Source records
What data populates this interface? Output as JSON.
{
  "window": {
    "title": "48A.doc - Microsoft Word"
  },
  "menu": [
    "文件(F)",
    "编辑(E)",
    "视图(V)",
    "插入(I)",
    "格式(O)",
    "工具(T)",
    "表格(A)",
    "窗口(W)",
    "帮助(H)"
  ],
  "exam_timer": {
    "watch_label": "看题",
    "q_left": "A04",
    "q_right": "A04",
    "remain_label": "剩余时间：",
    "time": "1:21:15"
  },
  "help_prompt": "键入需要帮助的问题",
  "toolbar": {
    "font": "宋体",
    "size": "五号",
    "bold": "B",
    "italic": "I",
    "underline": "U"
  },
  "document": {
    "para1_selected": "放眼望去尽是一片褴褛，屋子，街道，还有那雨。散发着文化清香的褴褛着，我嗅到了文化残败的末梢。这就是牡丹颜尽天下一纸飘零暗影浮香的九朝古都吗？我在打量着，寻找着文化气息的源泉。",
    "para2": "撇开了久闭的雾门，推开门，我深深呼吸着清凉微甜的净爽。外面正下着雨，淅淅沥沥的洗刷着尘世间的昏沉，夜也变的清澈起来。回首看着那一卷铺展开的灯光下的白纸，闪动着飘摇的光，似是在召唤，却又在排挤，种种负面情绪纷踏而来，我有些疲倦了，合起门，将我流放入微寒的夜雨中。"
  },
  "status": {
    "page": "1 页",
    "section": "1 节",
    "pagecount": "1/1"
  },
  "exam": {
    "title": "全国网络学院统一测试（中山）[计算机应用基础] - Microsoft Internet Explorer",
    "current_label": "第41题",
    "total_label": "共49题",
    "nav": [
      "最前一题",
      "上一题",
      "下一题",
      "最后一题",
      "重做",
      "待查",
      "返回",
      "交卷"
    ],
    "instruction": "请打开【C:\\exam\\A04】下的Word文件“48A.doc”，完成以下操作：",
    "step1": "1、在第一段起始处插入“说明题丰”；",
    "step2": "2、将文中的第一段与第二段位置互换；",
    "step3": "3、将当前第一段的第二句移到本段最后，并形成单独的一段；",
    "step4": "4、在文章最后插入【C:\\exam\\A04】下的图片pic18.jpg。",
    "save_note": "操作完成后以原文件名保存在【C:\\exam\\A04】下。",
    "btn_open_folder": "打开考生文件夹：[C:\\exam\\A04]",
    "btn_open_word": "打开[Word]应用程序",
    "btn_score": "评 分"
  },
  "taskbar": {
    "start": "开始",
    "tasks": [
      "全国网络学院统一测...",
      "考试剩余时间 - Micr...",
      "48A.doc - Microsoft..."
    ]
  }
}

Task requirements
Print every line of the records exactly. Omit nothing.

Completed task
What data populates this interface? Output as JSON.
{
  "window": {
    "title": "48A.doc - Microsoft Word"
  },
  "menu": [
    "文件(F)",
    "编辑(E)",
    "视图(V)",
    "插入(I)",
    "格式(O)",
    "工具(T)",
    "表格(A)",
    "窗口(W)",
    "帮助(H)"
  ],
  "exam_timer": {
    "watch_label": "看题",
    "q_left": "A04",
    "q_right": "A04",
    "remain_label": "剩余时间：",
    "time": "1:21:15"
  },
  "help_prompt": "键入需要帮助的问题",
  "toolbar": {
    "font": "宋体",
    "size": "五号",
    "bold": "B",
    "italic": "I",
    "underline": "U"
  },
  "document": {
    "para1_selected": "放眼望去尽是一片褴褛，屋子，街道，还有那雨。散发着文化清香的褴褛着，我嗅到了文化残败的末梢。这就是牡丹颜尽天下一纸飘零暗影浮香的九朝古都吗？我在打量着，寻找着文化气息的源泉。",
    "para2": "撇开了久闭的雾门，推开门，我深深呼吸着清凉微甜的净爽。外面正下着雨，淅淅沥沥的洗刷着尘世间的昏沉，夜也变的清澈起来。回首看着那一卷铺展开的灯光下的白纸，闪动着飘摇的光，似是在召唤，却又在排挤，种种负面情绪纷踏而来，我有些疲倦了，合起门，将我流放入微寒的夜雨中。"
  },
  "status": {
    "page": "1 页",
    "section": "1 节",
    "pagecount": "1/1"
  },
  "exam": {
    "title": "全国网络学院统一测试（中山）[计算机应用基础] - Microsoft Internet Explorer",
    "current_label": "第41题",
    "total_label": "共49题",
    "nav": [
      "最前一题",
      "上一题",
      "下一题",
      "最后一题",
      "重做",
      "待查",
      "返回",
      "交卷"
    ],
    "instruction": "请打开【C:\\exam\\A04】下的Word文件“48A.doc”，完成以下操作：",
    "step1": "1、在第一段起始处插入“说明题丰”；",
    "step2": "2、将文中的第一段与第二段位置互换；",
    "step3": "3、将当前第一段的第二句移到本段最后，并形成单独的一段；",
    "step4": "4、在文章最后插入【C:\\exam\\A04】下的图片pic18.jpg。",
    "save_note": "操作完成后以原文件名保存在【C:\\exam\\A04】下。",
    "btn_open_folder": "打开考生文件夹：[C:\\exam\\A04]",
    "btn_open_word": "打开[Word]应用程序",
    "btn_score": "评 分"
  },
  "taskbar": {
    "start": "开始",
    "tasks": [
      "全国网络学院统一测...",
      "考试剩余时间 - Micr...",
      "48A.doc - Microsoft..."
    ]
  }
}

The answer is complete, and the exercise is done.